> WHAT IS NEEDED:
Count each line below that has "Termômetro" anywhere in it. Answer with the total alone.

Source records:
★ ★ ★ ★ ★ ★ ★

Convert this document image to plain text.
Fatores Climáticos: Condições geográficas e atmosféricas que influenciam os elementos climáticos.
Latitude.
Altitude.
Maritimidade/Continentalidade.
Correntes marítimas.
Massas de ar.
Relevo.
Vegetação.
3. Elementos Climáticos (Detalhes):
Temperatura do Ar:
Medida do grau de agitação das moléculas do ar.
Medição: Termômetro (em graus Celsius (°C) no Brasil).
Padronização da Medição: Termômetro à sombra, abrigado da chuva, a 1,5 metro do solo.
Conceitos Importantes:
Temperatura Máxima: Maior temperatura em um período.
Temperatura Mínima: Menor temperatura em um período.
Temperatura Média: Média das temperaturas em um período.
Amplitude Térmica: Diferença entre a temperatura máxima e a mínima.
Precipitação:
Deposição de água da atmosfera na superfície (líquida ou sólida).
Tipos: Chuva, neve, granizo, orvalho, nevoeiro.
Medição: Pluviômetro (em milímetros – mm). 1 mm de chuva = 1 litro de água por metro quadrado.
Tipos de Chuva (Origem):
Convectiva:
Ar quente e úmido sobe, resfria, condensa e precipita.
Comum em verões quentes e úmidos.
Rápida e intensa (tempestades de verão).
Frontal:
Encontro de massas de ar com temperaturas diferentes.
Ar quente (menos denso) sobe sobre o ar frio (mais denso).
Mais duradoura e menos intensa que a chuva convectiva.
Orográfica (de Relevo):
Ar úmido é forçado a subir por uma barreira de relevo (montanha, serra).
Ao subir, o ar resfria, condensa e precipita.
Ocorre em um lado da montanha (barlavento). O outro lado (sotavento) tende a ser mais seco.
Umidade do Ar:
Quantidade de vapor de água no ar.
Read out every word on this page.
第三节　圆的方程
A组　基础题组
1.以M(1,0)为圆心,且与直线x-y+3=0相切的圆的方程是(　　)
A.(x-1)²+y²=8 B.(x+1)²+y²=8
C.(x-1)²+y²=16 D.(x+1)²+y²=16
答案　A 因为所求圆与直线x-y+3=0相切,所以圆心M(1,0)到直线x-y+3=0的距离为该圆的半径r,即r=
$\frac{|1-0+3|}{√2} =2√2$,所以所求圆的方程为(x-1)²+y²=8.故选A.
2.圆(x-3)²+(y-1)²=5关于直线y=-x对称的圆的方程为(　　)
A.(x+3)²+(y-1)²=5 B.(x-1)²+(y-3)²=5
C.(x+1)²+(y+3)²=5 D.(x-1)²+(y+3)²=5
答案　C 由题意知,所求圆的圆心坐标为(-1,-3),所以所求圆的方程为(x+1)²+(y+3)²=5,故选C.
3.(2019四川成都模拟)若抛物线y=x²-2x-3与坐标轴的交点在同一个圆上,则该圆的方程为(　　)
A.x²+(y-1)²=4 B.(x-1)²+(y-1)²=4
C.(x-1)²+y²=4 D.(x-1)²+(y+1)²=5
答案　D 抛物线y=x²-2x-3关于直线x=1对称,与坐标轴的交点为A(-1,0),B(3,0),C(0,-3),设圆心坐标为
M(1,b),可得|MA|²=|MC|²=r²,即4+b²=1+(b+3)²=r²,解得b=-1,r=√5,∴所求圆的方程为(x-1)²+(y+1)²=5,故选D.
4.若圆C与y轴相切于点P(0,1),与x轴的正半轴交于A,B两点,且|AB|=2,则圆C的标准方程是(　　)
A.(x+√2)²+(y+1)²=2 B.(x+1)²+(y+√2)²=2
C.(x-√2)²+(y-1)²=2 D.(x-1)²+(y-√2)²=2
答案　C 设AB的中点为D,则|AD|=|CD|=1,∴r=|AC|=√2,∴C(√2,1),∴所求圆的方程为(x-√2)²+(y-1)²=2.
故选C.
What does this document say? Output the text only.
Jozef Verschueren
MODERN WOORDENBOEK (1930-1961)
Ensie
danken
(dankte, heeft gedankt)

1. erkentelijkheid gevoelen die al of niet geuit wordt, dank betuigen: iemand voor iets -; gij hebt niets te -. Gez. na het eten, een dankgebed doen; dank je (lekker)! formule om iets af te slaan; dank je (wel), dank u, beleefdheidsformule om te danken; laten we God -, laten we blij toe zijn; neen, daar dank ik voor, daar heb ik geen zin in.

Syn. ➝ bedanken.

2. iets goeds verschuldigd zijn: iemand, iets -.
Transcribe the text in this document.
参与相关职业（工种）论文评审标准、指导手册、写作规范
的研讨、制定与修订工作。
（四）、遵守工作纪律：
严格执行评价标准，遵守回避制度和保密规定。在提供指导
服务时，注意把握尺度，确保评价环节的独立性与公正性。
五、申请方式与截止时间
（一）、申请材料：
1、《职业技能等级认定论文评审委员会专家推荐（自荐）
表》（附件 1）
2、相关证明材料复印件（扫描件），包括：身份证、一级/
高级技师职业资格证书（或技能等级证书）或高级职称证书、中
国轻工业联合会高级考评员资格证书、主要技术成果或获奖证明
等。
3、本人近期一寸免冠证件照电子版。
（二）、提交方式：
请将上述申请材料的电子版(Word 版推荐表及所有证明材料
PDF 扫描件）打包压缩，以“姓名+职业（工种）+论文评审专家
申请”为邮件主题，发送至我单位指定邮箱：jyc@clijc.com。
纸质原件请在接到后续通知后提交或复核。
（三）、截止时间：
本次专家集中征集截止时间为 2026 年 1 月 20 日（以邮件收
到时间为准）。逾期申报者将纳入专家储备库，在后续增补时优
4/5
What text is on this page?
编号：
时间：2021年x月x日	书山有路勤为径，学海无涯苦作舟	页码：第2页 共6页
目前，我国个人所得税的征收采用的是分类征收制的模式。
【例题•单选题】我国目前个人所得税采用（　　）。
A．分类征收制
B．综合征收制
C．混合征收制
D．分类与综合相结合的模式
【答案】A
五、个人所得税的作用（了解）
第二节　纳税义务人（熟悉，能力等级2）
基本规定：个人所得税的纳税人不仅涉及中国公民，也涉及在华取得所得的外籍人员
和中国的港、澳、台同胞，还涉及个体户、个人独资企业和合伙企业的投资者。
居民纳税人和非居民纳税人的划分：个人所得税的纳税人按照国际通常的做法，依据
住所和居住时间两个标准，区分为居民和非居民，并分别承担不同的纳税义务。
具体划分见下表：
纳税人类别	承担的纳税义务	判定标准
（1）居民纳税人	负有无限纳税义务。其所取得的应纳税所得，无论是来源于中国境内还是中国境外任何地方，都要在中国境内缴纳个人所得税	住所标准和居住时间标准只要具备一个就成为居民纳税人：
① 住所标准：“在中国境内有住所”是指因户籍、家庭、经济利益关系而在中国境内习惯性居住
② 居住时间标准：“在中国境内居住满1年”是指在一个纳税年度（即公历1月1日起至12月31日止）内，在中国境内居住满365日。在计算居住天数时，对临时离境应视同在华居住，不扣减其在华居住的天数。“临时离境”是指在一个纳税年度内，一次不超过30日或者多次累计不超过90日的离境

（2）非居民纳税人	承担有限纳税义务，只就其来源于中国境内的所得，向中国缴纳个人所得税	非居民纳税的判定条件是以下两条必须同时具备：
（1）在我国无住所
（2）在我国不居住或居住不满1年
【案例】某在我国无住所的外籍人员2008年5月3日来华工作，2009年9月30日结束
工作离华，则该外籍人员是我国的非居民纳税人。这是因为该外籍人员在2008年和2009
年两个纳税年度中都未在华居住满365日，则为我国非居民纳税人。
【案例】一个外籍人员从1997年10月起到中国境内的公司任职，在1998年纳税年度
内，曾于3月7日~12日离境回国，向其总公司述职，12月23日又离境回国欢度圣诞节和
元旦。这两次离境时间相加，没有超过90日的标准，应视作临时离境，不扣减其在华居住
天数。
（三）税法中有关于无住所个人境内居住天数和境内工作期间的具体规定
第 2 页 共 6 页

★ ★ ★ ★ ★ ★ ★

> CORRECT RESPONSE:
2